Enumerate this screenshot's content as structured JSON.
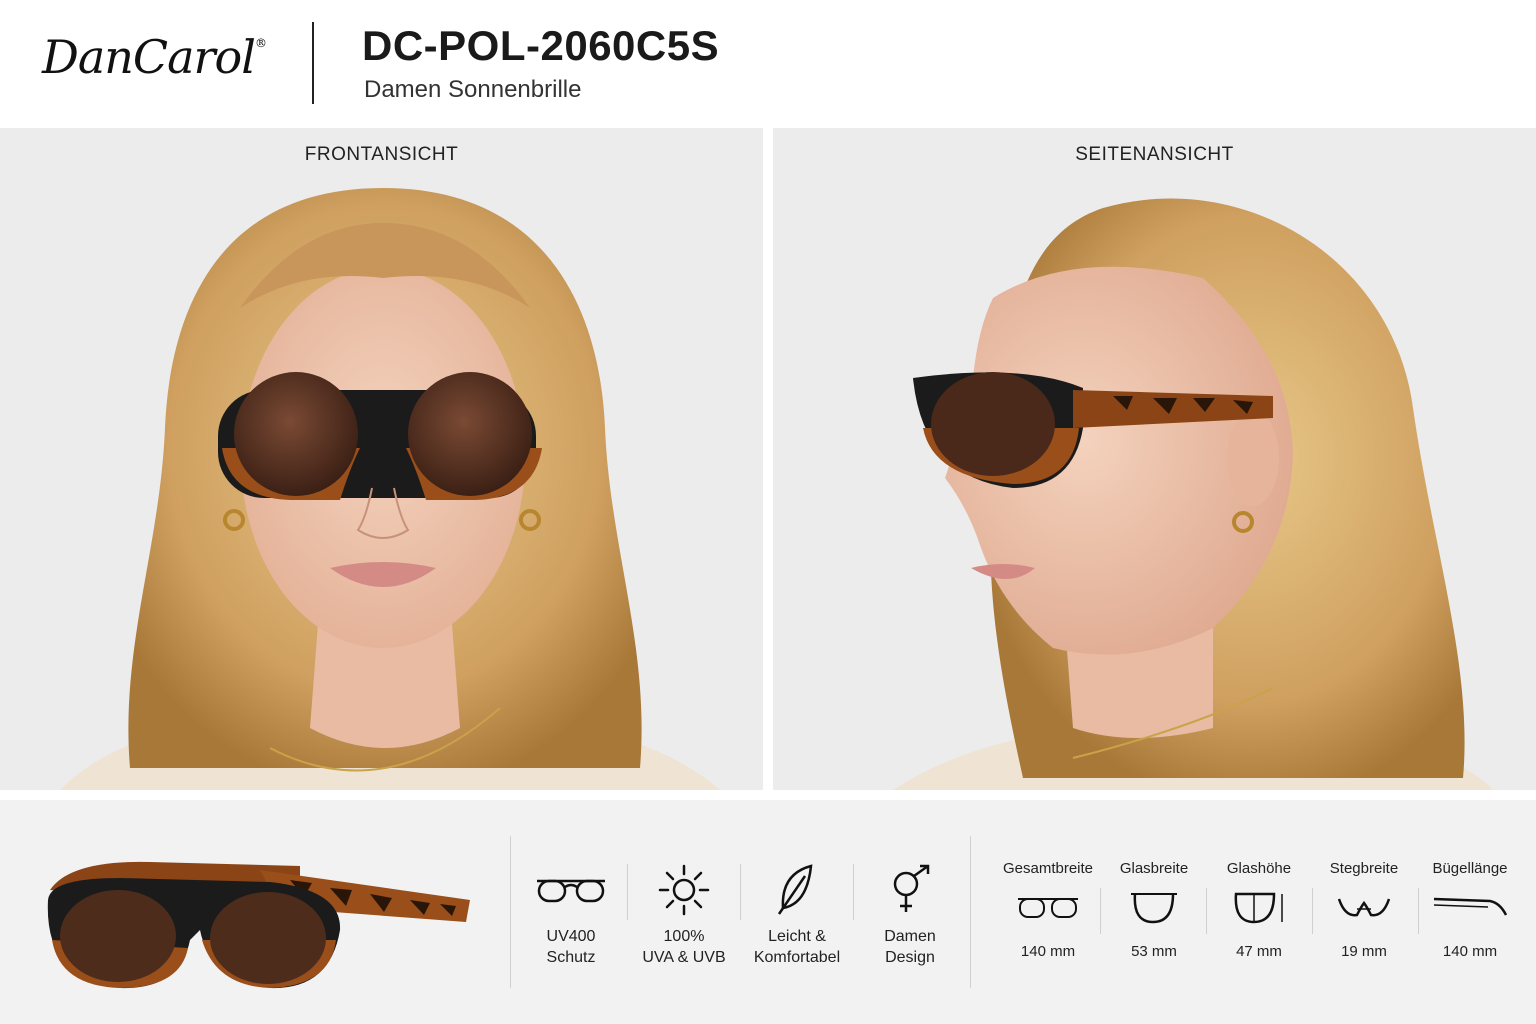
{
  "header": {
    "logo": "DanCarol",
    "logo_mark": "®",
    "model": "DC-POL-2060C5S",
    "subtitle": "Damen Sonnenbrille"
  },
  "panels": {
    "front_label": "FRONTANSICHT",
    "side_label": "SEITENANSICHT"
  },
  "features": [
    {
      "icon": "glasses-icon",
      "line1": "UV400",
      "line2": "Schutz"
    },
    {
      "icon": "sun-icon",
      "line1": "100%",
      "line2": "UVA & UVB"
    },
    {
      "icon": "feather-icon",
      "line1": "Leicht &",
      "line2": "Komfortabel"
    },
    {
      "icon": "female-male-icon",
      "line1": "Damen",
      "line2": "Design"
    }
  ],
  "dimensions": [
    {
      "icon": "overall-width-icon",
      "label": "Gesamtbreite",
      "value": "140 mm"
    },
    {
      "icon": "lens-width-icon",
      "label": "Glasbreite",
      "value": "53 mm"
    },
    {
      "icon": "lens-height-icon",
      "label": "Glashöhe",
      "value": "47 mm"
    },
    {
      "icon": "bridge-width-icon",
      "label": "Stegbreite",
      "value": "19 mm"
    },
    {
      "icon": "temple-length-icon",
      "label": "Bügellänge",
      "value": "140 mm"
    }
  ],
  "colors": {
    "panel_bg": "#ececec",
    "frame_black": "#1b1b1b",
    "tortoise": "#a0541c",
    "lens_brown": "#5a3322",
    "hair_blonde": "#d9b070"
  }
}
══════════════════════════════
▸ **TASK PROMPT**
Omitting all images, print the listing exactly.

▸ **CORRECT OUTPUT**
Enumerate this screenshot's content as structured JSON.
{
  "header": {
    "logo": "DanCarol",
    "logo_mark": "®",
    "model": "DC-POL-2060C5S",
    "subtitle": "Damen Sonnenbrille"
  },
  "panels": {
    "front_label": "FRONTANSICHT",
    "side_label": "SEITENANSICHT"
  },
  "features": [
    {
      "icon": "glasses-icon",
      "line1": "UV400",
      "line2": "Schutz"
    },
    {
      "icon": "sun-icon",
      "line1": "100%",
      "line2": "UVA & UVB"
    },
    {
      "icon": "feather-icon",
      "line1": "Leicht &",
      "line2": "Komfortabel"
    },
    {
      "icon": "female-male-icon",
      "line1": "Damen",
      "line2": "Design"
    }
  ],
  "dimensions": [
    {
      "icon": "overall-width-icon",
      "label": "Gesamtbreite",
      "value": "140 mm"
    },
    {
      "icon": "lens-width-icon",
      "label": "Glasbreite",
      "value": "53 mm"
    },
    {
      "icon": "lens-height-icon",
      "label": "Glashöhe",
      "value": "47 mm"
    },
    {
      "icon": "bridge-width-icon",
      "label": "Stegbreite",
      "value": "19 mm"
    },
    {
      "icon": "temple-length-icon",
      "label": "Bügellänge",
      "value": "140 mm"
    }
  ],
  "colors": {
    "panel_bg": "#ececec",
    "frame_black": "#1b1b1b",
    "tortoise": "#a0541c",
    "lens_brown": "#5a3322",
    "hair_blonde": "#d9b070"
  }
}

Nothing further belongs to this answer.